[Stated task]
Would you pull out every line of the material that contains the string "JSON"?

>> start Extracted information

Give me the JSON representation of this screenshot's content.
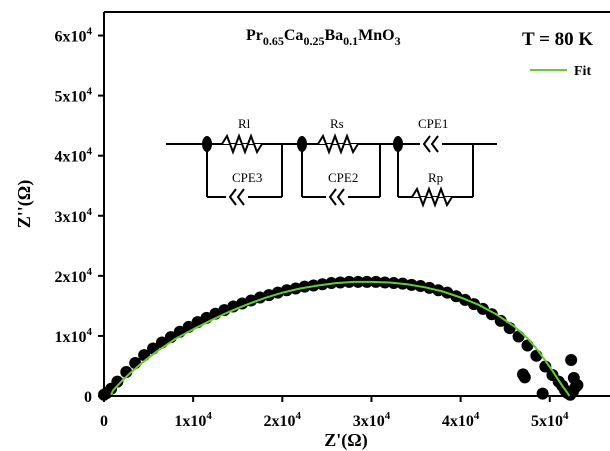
{
  "chart_data": {
    "type": "scatter",
    "title": "",
    "xlabel": "Z'(Ω)",
    "ylabel": "Z''(Ω)",
    "xlim": [
      0,
      65000
    ],
    "ylim": [
      0,
      65000
    ],
    "x_ticks": [
      0,
      10000,
      20000,
      30000,
      40000,
      50000,
      60000
    ],
    "y_ticks": [
      0,
      10000,
      20000,
      30000,
      40000,
      50000,
      60000
    ],
    "x_tick_labels": [
      "0",
      "1x10^4",
      "2x10^4",
      "3x10^4",
      "4x10^4",
      "5x10^4",
      "6x10^4"
    ],
    "y_tick_labels": [
      "0",
      "1x10^4",
      "2x10^4",
      "3x10^4",
      "4x10^4",
      "5x10^4",
      "6x10^4"
    ],
    "grid": false,
    "legend": {
      "position": "top-right",
      "entries": [
        "Fit"
      ]
    },
    "annotations": {
      "compound": "Pr0.65Ca0.25Ba0.1MnO3",
      "temperature": "T = 80 K",
      "circuit_labels": [
        "Rl",
        "Rs",
        "CPE1",
        "CPE3",
        "CPE2",
        "Rp"
      ]
    },
    "series": [
      {
        "role": "data",
        "color": "#000000",
        "x": [
          0,
          300,
          800,
          1500,
          2500,
          3500,
          4500,
          5500,
          6500,
          7500,
          8500,
          9500,
          10500,
          11500,
          12500,
          13500,
          14500,
          15500,
          16500,
          17500,
          18500,
          19500,
          20500,
          21500,
          22500,
          23500,
          24500,
          25500,
          26500,
          27500,
          28500,
          29500,
          30500,
          31500,
          32500,
          33500,
          34500,
          35500,
          36500,
          37500,
          38500,
          39500,
          40500,
          41500,
          42500,
          43500,
          44500,
          45500,
          46500,
          47500,
          48500,
          49500,
          50300,
          51000,
          51400,
          51700,
          51900,
          52100,
          52300,
          52600,
          52900,
          47000,
          47200,
          49200,
          52700,
          52400,
          53100,
          58000
        ],
        "y": [
          200,
          500,
          1200,
          2400,
          4000,
          5500,
          6800,
          7900,
          8900,
          9800,
          10700,
          11500,
          12300,
          13000,
          13700,
          14300,
          14900,
          15400,
          15900,
          16400,
          16800,
          17200,
          17600,
          17900,
          18200,
          18400,
          18600,
          18800,
          18900,
          19000,
          19000,
          19000,
          19000,
          18900,
          18800,
          18700,
          18500,
          18300,
          18000,
          17600,
          17200,
          16600,
          16000,
          15300,
          14500,
          13600,
          12500,
          11300,
          9900,
          8400,
          6700,
          4900,
          3500,
          2400,
          1700,
          1000,
          600,
          400,
          200,
          700,
          1500,
          3600,
          3100,
          400,
          3000,
          6000,
          1800,
          8200
        ]
      },
      {
        "name": "Fit",
        "role": "fit",
        "color": "#66cc33",
        "x": [
          800,
          1000,
          1500,
          2000,
          3000,
          4000,
          5000,
          6000,
          7000,
          8000,
          9000,
          10000,
          12000,
          14000,
          16000,
          18000,
          20000,
          22000,
          24000,
          26000,
          28000,
          30000,
          32000,
          34000,
          36000,
          38000,
          40000,
          42000,
          44000,
          46000,
          47500,
          48500,
          49500,
          50300,
          51000,
          51500,
          51900,
          52200
        ],
        "y": [
          200,
          900,
          1700,
          2500,
          3900,
          5200,
          6400,
          7500,
          8500,
          9500,
          10300,
          11100,
          12600,
          14000,
          15200,
          16300,
          17200,
          17900,
          18400,
          18800,
          19000,
          19000,
          18900,
          18600,
          18100,
          17400,
          16400,
          15200,
          13600,
          11600,
          9600,
          7900,
          5900,
          4200,
          2600,
          1500,
          700,
          0
        ]
      }
    ]
  }
}
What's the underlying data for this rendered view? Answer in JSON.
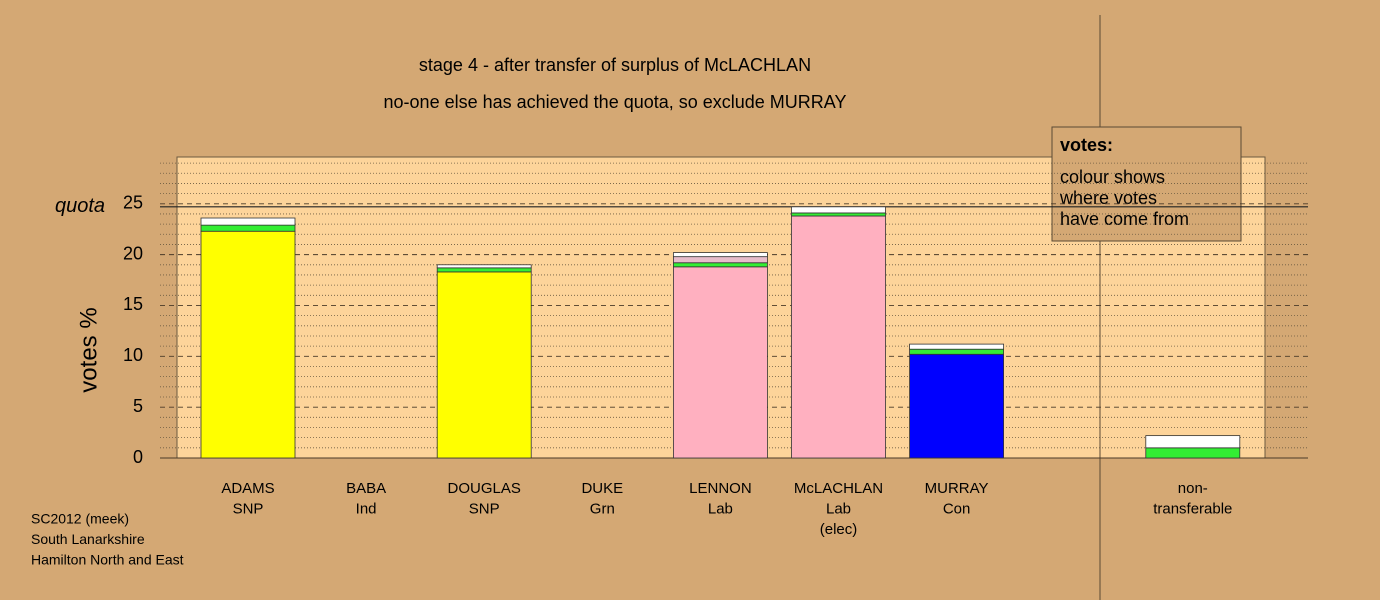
{
  "chart_data": {
    "type": "stacked-bar",
    "title": "stage 4 - after transfer of surplus of McLACHLAN",
    "subtitle": "no-one else has achieved the quota, so exclude MURRAY",
    "y_label": "votes %",
    "categories": [
      [
        "ADAMS",
        "SNP"
      ],
      [
        "BABA",
        "Ind"
      ],
      [
        "DOUGLAS",
        "SNP"
      ],
      [
        "DUKE",
        "Grn"
      ],
      [
        "LENNON",
        "Lab"
      ],
      [
        "McLACHLAN",
        "Lab",
        "(elec)"
      ],
      [
        "MURRAY",
        "Con"
      ],
      null,
      [
        "non-",
        "transferable"
      ]
    ],
    "series": [
      {
        "colors": [
          "#ffff00",
          "#ffff00",
          "#ffff00",
          "#33ee33",
          "#ffb0c0",
          "#ffb0c0",
          "#0000ff",
          null,
          "#ffff00"
        ],
        "values": [
          22.3,
          0,
          18.3,
          0,
          18.8,
          23.8,
          10.2,
          null,
          0
        ]
      },
      {
        "color": "#33ee33",
        "values": [
          0.6,
          0,
          0.4,
          0,
          0.4,
          0.3,
          0.5,
          null,
          1.0
        ]
      },
      {
        "color": "#e8bccb",
        "values": [
          0,
          0,
          0,
          0,
          0.6,
          0,
          0,
          null,
          0
        ]
      },
      {
        "color": "#ffffff",
        "values": [
          0.7,
          0,
          0.3,
          0,
          0.4,
          0.6,
          0.5,
          null,
          1.2
        ]
      }
    ],
    "ylim": [
      0,
      29.6
    ],
    "yticks": [
      0,
      5,
      10,
      15,
      20,
      25
    ],
    "minor_yticks": [
      1,
      2,
      3,
      4,
      6,
      7,
      8,
      9,
      11,
      12,
      13,
      14,
      16,
      17,
      18,
      19,
      21,
      22,
      23,
      24,
      26,
      27,
      28,
      29
    ],
    "quota": {
      "value": 24.7,
      "label": "quota"
    },
    "legend": {
      "title": "votes:",
      "lines": [
        "colour shows",
        "where votes",
        "have come from"
      ]
    },
    "footnote": [
      "SC2012 (meek)",
      "South Lanarkshire",
      "Hamilton North and East"
    ]
  }
}
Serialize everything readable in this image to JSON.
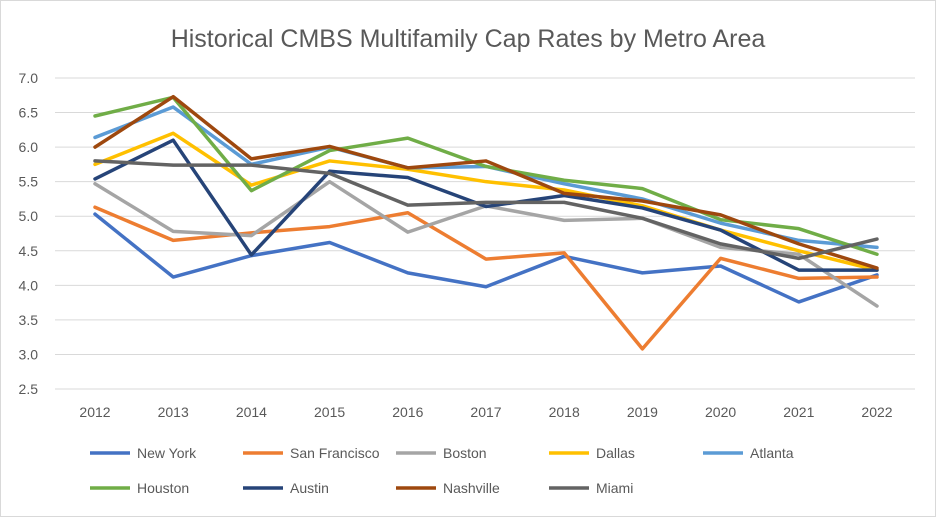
{
  "chart_data": {
    "type": "line",
    "title": "Historical CMBS Multifamily Cap Rates by Metro Area",
    "xlabel": "",
    "ylabel": "",
    "ylim": [
      2.5,
      7.0
    ],
    "yticks": [
      "2.5",
      "3.0",
      "3.5",
      "4.0",
      "4.5",
      "5.0",
      "5.5",
      "6.0",
      "6.5",
      "7.0"
    ],
    "grid": true,
    "legend": "bottom",
    "categories": [
      "2012",
      "2013",
      "2014",
      "2015",
      "2016",
      "2017",
      "2018",
      "2019",
      "2020",
      "2021",
      "2022"
    ],
    "series": [
      {
        "name": "New York",
        "color": "#4472C4",
        "values": [
          5.03,
          4.12,
          4.43,
          4.62,
          4.18,
          3.98,
          4.42,
          4.18,
          4.28,
          3.76,
          4.15
        ]
      },
      {
        "name": "San Francisco",
        "color": "#ED7D31",
        "values": [
          5.13,
          4.65,
          4.76,
          4.85,
          5.05,
          4.38,
          4.47,
          3.08,
          4.39,
          4.1,
          4.12
        ]
      },
      {
        "name": "Boston",
        "color": "#A5A5A5",
        "values": [
          5.47,
          4.78,
          4.72,
          5.5,
          4.77,
          5.15,
          4.94,
          4.97,
          4.55,
          4.45,
          3.7
        ]
      },
      {
        "name": "Dallas",
        "color": "#FFC000",
        "values": [
          5.75,
          6.2,
          5.45,
          5.8,
          5.68,
          5.5,
          5.38,
          5.15,
          4.8,
          4.5,
          4.22
        ]
      },
      {
        "name": "Atlanta",
        "color": "#5B9BD5",
        "values": [
          6.14,
          6.58,
          5.75,
          6.0,
          5.7,
          5.72,
          5.47,
          5.25,
          4.9,
          4.65,
          4.55
        ]
      },
      {
        "name": "Houston",
        "color": "#70AD47",
        "values": [
          6.45,
          6.72,
          5.37,
          5.95,
          6.13,
          5.72,
          5.52,
          5.4,
          4.95,
          4.82,
          4.45
        ]
      },
      {
        "name": "Austin",
        "color": "#264478",
        "values": [
          5.54,
          6.1,
          4.44,
          5.65,
          5.56,
          5.14,
          5.3,
          5.12,
          4.8,
          4.22,
          4.22
        ]
      },
      {
        "name": "Nashville",
        "color": "#9E480E",
        "values": [
          6.0,
          6.73,
          5.83,
          6.01,
          5.7,
          5.8,
          5.33,
          5.22,
          5.02,
          4.6,
          4.25
        ]
      },
      {
        "name": "Miami",
        "color": "#636363",
        "values": [
          5.8,
          5.74,
          5.74,
          5.62,
          5.16,
          5.2,
          5.2,
          4.97,
          4.6,
          4.39,
          4.67
        ]
      }
    ]
  }
}
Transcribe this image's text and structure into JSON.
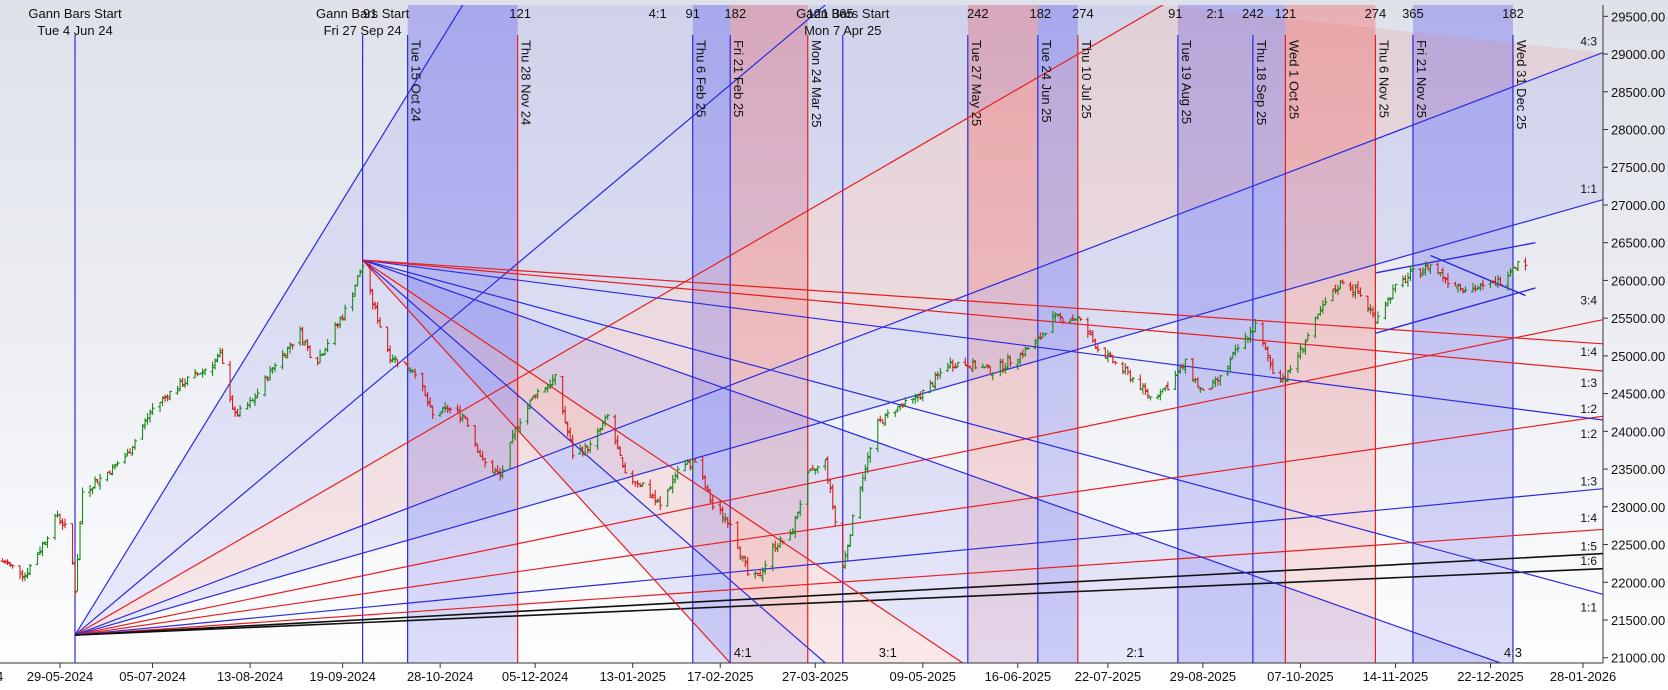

>> end Extracted information

[Solution for this task]
Give me the JSON representation of this screenshot's content.
What's the underlying data for this rendered view? Answer in JSON.
Serialize everything readable in this image to JSON.
Transcribe this image's text and structure into JSON.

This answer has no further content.